Given problem
Take every line where the string "title" appears and copy it.

── Material shown

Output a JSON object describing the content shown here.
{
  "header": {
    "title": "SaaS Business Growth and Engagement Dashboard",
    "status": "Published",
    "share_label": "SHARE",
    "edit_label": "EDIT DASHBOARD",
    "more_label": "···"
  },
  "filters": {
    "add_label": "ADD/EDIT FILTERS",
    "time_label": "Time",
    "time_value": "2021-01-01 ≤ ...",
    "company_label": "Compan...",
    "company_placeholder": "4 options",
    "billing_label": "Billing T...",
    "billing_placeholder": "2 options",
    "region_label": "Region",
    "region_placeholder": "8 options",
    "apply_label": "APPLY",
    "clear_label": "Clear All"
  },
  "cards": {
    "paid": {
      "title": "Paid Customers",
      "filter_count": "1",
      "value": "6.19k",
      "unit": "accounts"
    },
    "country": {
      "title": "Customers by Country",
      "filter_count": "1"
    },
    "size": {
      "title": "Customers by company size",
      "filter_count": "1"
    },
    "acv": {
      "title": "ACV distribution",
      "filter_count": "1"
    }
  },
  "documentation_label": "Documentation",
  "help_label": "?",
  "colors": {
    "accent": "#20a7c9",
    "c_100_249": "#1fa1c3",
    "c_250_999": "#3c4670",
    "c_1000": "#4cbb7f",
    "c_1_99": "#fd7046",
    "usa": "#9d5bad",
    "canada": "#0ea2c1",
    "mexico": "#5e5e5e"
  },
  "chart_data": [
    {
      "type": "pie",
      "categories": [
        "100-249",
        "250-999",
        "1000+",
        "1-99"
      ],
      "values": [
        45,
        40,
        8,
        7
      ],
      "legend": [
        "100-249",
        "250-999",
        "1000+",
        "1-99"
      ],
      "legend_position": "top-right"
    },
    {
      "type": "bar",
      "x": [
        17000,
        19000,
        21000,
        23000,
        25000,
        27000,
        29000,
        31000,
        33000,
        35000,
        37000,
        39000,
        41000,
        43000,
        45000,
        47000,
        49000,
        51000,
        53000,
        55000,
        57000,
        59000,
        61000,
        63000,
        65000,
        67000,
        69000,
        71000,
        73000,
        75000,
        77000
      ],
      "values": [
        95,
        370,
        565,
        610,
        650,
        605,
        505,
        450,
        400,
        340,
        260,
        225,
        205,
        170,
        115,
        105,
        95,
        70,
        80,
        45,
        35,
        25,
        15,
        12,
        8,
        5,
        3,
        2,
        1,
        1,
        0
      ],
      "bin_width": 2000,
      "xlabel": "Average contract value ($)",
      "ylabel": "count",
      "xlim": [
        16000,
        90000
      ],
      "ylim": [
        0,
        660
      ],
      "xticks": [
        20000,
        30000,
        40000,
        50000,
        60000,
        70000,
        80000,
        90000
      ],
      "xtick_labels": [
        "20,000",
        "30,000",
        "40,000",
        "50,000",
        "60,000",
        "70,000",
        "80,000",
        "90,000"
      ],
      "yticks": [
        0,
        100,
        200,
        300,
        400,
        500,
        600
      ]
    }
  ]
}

────

Complete output
    "title": "SaaS Business Growth and Engagement Dashboard",
      "title": "Paid Customers",
      "title": "Customers by Country",
      "title": "Customers by company size",
      "title": "ACV distribution",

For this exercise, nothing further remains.